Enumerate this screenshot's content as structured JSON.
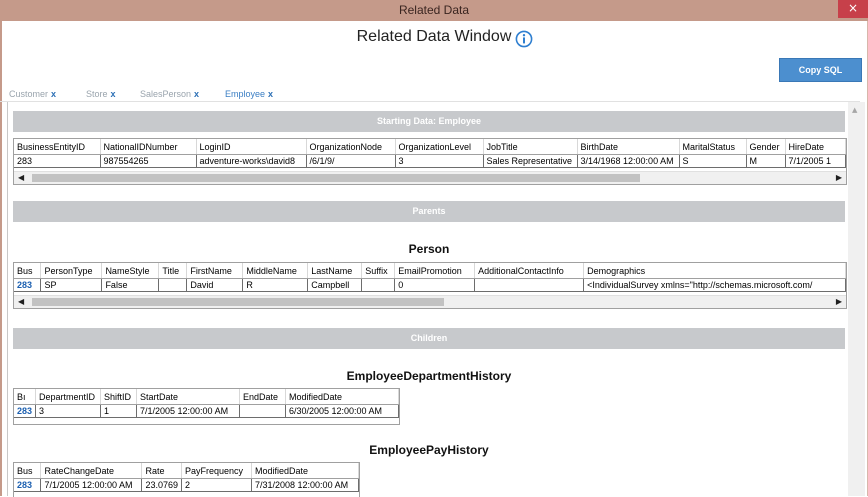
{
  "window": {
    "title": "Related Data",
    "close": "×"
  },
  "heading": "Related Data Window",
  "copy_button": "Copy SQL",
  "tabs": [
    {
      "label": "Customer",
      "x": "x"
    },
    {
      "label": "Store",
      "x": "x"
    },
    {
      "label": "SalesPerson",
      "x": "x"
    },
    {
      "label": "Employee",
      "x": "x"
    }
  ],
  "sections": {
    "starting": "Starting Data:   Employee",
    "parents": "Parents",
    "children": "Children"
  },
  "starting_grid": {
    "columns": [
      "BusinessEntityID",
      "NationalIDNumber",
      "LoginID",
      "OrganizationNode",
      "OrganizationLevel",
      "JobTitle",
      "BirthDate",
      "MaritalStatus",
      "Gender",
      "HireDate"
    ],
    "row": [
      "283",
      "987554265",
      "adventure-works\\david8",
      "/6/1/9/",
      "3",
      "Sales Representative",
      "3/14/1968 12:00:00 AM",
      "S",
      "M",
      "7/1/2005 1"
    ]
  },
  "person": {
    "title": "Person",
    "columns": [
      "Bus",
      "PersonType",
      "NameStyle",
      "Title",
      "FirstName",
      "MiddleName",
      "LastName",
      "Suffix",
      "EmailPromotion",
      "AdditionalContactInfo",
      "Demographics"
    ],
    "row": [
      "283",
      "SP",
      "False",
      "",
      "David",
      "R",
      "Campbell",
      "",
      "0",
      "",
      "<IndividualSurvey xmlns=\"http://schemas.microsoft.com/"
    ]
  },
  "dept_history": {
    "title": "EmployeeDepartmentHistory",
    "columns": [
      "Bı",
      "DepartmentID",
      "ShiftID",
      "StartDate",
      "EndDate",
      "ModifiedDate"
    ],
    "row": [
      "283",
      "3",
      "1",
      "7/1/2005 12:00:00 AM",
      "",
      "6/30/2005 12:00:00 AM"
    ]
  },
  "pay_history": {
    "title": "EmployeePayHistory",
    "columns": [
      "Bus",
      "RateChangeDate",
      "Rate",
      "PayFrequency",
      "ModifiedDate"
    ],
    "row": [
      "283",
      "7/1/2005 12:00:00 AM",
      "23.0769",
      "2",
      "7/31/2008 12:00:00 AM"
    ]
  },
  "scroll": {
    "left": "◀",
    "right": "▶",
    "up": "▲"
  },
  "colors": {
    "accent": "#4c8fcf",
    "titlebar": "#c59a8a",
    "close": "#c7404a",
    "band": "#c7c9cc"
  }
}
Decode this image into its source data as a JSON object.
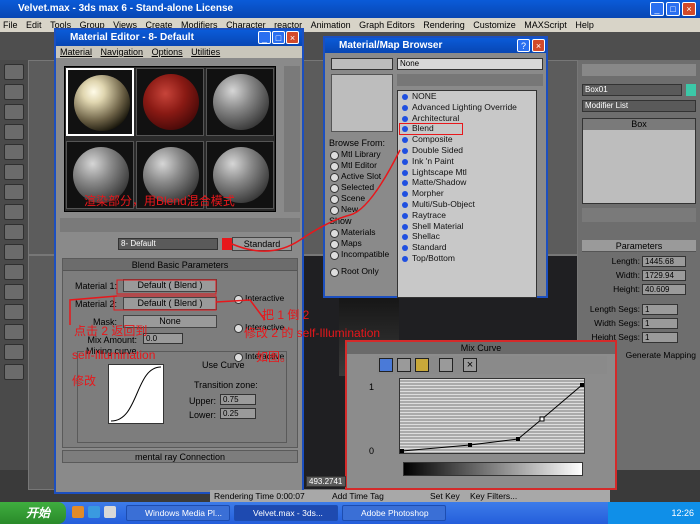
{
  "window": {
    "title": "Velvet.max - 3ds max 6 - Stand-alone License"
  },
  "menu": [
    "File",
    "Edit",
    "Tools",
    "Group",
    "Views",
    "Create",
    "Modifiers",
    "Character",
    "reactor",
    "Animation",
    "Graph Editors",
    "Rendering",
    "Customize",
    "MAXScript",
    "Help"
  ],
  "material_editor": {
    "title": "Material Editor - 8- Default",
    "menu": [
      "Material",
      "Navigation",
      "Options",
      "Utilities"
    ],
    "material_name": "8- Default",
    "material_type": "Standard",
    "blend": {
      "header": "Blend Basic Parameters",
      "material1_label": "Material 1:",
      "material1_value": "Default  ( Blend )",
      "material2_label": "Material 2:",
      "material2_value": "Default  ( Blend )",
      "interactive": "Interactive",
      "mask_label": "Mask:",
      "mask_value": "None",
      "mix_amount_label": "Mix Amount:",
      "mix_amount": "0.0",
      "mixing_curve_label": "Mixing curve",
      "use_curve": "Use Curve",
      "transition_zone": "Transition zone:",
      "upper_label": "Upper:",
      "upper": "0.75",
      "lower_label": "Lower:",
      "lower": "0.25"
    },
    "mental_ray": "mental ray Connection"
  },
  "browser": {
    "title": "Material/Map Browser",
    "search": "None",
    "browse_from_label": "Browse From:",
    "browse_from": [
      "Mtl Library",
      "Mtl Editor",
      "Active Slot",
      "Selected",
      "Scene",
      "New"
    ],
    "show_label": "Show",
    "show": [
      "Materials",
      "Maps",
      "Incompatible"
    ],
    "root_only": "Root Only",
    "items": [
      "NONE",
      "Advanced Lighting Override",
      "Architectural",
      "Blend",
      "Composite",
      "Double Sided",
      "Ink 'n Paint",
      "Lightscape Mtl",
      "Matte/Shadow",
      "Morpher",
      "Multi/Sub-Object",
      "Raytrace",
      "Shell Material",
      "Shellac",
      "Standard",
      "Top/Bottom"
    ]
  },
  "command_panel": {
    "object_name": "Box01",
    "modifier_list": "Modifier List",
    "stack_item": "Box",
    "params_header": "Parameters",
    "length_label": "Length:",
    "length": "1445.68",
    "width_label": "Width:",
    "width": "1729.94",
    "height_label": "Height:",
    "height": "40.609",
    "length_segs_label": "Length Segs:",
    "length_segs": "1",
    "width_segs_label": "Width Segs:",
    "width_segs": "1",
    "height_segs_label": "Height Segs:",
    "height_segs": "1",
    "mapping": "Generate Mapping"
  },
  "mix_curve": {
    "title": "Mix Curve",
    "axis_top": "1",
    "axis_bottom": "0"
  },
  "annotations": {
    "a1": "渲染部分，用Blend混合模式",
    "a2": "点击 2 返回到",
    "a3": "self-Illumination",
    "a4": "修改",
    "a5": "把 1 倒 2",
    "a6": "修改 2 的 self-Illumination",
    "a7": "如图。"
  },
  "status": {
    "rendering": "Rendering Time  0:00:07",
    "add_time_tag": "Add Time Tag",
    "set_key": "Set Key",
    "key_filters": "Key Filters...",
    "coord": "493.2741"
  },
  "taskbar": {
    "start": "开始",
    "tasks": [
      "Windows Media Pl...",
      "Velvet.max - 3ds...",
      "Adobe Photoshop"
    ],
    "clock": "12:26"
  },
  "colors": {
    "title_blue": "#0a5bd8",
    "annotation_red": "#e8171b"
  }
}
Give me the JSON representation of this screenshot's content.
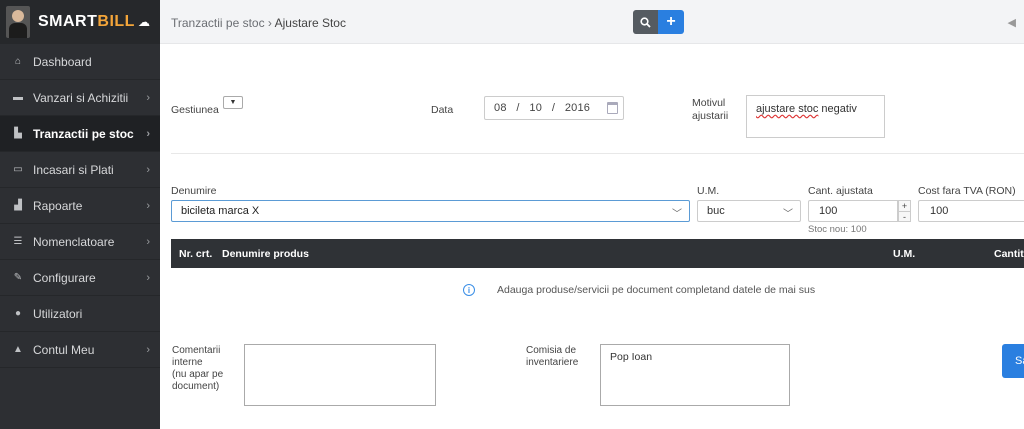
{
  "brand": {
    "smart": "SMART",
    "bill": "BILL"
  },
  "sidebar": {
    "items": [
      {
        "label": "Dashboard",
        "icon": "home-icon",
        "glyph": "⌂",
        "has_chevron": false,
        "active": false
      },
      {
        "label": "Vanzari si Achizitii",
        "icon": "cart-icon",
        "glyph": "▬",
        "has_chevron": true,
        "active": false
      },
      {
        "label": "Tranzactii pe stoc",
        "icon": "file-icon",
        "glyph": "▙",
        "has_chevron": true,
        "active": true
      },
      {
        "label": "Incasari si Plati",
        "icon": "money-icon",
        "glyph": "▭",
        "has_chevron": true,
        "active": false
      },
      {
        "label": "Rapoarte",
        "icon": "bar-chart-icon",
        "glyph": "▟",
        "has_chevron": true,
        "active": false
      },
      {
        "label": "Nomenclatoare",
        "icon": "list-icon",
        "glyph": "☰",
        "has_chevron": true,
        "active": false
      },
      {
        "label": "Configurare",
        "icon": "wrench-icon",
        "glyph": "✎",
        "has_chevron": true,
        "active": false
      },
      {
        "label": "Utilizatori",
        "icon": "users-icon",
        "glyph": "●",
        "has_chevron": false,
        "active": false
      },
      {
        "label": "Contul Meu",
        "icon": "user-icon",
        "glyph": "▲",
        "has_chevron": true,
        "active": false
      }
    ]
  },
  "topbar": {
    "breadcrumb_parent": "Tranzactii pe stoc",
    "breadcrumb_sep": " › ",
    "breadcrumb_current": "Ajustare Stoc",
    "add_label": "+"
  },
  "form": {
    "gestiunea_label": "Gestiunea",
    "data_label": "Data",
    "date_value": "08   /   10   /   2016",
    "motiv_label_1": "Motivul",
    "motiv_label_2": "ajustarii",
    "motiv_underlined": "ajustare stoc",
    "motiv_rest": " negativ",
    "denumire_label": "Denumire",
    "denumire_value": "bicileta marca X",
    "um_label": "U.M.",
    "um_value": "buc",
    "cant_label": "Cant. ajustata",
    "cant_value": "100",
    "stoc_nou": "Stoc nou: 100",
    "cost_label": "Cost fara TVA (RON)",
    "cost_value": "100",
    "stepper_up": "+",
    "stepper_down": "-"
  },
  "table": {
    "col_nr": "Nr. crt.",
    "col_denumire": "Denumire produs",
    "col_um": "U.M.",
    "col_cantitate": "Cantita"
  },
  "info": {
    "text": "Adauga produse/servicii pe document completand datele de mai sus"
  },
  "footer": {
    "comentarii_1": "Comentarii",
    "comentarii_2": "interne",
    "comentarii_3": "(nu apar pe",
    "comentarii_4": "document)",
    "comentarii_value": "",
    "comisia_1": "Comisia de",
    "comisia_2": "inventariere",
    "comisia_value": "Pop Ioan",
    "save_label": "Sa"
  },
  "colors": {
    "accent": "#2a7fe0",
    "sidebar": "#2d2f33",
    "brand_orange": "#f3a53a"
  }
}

◆ **EXERCISE DIRECTIONS**: Go through the material and select each line with the string "Related" in it.

◆ **EXPECTED ANSWER**:
    "title": "Related Data",
  "heading": "Related Data Window",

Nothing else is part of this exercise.